- [What you have to do]: Copy out the listing in full, exactly as written, but not its pictures.

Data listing

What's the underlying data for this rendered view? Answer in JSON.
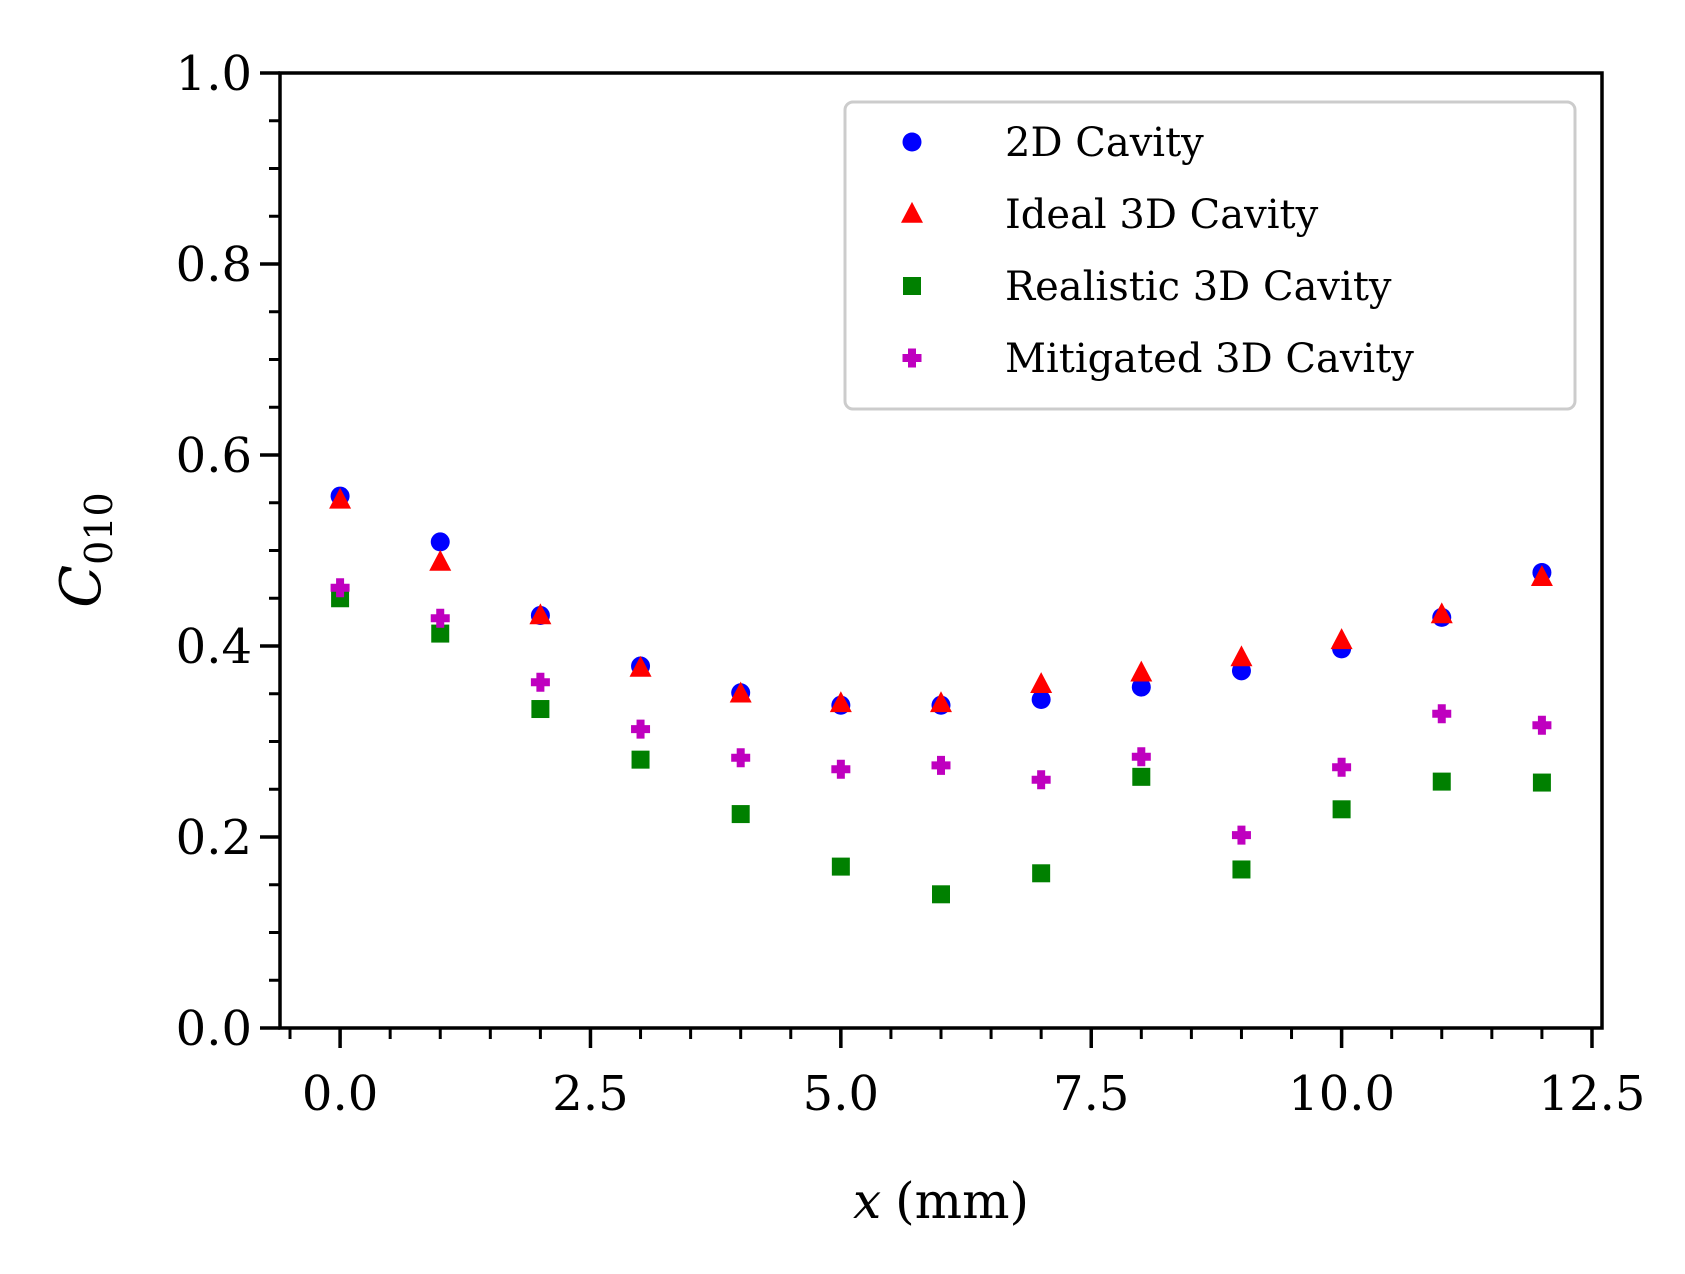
{
  "chart_data": {
    "type": "scatter",
    "xlabel_var": "x",
    "xlabel_unit": "(mm)",
    "ylabel_base": "C",
    "ylabel_sub": "010",
    "xlim": [
      -0.6,
      12.6
    ],
    "ylim": [
      0.0,
      1.0
    ],
    "xticks": [
      0.0,
      2.5,
      5.0,
      7.5,
      10.0,
      12.5
    ],
    "xtick_labels": [
      "0.0",
      "2.5",
      "5.0",
      "7.5",
      "10.0",
      "12.5"
    ],
    "yticks": [
      0.0,
      0.2,
      0.4,
      0.6,
      0.8,
      1.0
    ],
    "ytick_labels": [
      "0.0",
      "0.2",
      "0.4",
      "0.6",
      "0.8",
      "1.0"
    ],
    "x_minor_step": 0.5,
    "y_minor_step": 0.05,
    "grid": false,
    "legend_position": "top-right",
    "x": [
      0,
      1,
      2,
      3,
      4,
      5,
      6,
      7,
      8,
      9,
      10,
      11,
      12
    ],
    "series": [
      {
        "name": "2D Cavity",
        "marker": "circle",
        "color": "#0000ff",
        "values": [
          0.557,
          0.509,
          0.432,
          0.379,
          0.351,
          0.338,
          0.338,
          0.344,
          0.357,
          0.374,
          0.397,
          0.43,
          0.477
        ]
      },
      {
        "name": "Ideal 3D Cavity",
        "marker": "triangle",
        "color": "#ff0000",
        "values": [
          0.553,
          0.488,
          0.432,
          0.377,
          0.35,
          0.34,
          0.34,
          0.36,
          0.372,
          0.388,
          0.406,
          0.433,
          0.472
        ]
      },
      {
        "name": "Realistic 3D Cavity",
        "marker": "square",
        "color": "#008000",
        "values": [
          0.45,
          0.413,
          0.334,
          0.281,
          0.224,
          0.169,
          0.14,
          0.162,
          0.263,
          0.166,
          0.229,
          0.258,
          0.257
        ]
      },
      {
        "name": "Mitigated 3D Cavity",
        "marker": "plus",
        "color": "#bf00bf",
        "values": [
          0.461,
          0.429,
          0.362,
          0.313,
          0.283,
          0.271,
          0.275,
          0.26,
          0.284,
          0.202,
          0.273,
          0.329,
          0.317
        ]
      }
    ]
  }
}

- [Reply]:
What's the underlying data for this rendered view? Answer in JSON.
{
  "chart_data": {
    "type": "scatter",
    "xlabel_var": "x",
    "xlabel_unit": "(mm)",
    "ylabel_base": "C",
    "ylabel_sub": "010",
    "xlim": [
      -0.6,
      12.6
    ],
    "ylim": [
      0.0,
      1.0
    ],
    "xticks": [
      0.0,
      2.5,
      5.0,
      7.5,
      10.0,
      12.5
    ],
    "xtick_labels": [
      "0.0",
      "2.5",
      "5.0",
      "7.5",
      "10.0",
      "12.5"
    ],
    "yticks": [
      0.0,
      0.2,
      0.4,
      0.6,
      0.8,
      1.0
    ],
    "ytick_labels": [
      "0.0",
      "0.2",
      "0.4",
      "0.6",
      "0.8",
      "1.0"
    ],
    "x_minor_step": 0.5,
    "y_minor_step": 0.05,
    "grid": false,
    "legend_position": "top-right",
    "x": [
      0,
      1,
      2,
      3,
      4,
      5,
      6,
      7,
      8,
      9,
      10,
      11,
      12
    ],
    "series": [
      {
        "name": "2D Cavity",
        "marker": "circle",
        "color": "#0000ff",
        "values": [
          0.557,
          0.509,
          0.432,
          0.379,
          0.351,
          0.338,
          0.338,
          0.344,
          0.357,
          0.374,
          0.397,
          0.43,
          0.477
        ]
      },
      {
        "name": "Ideal 3D Cavity",
        "marker": "triangle",
        "color": "#ff0000",
        "values": [
          0.553,
          0.488,
          0.432,
          0.377,
          0.35,
          0.34,
          0.34,
          0.36,
          0.372,
          0.388,
          0.406,
          0.433,
          0.472
        ]
      },
      {
        "name": "Realistic 3D Cavity",
        "marker": "square",
        "color": "#008000",
        "values": [
          0.45,
          0.413,
          0.334,
          0.281,
          0.224,
          0.169,
          0.14,
          0.162,
          0.263,
          0.166,
          0.229,
          0.258,
          0.257
        ]
      },
      {
        "name": "Mitigated 3D Cavity",
        "marker": "plus",
        "color": "#bf00bf",
        "values": [
          0.461,
          0.429,
          0.362,
          0.313,
          0.283,
          0.271,
          0.275,
          0.26,
          0.284,
          0.202,
          0.273,
          0.329,
          0.317
        ]
      }
    ]
  }
}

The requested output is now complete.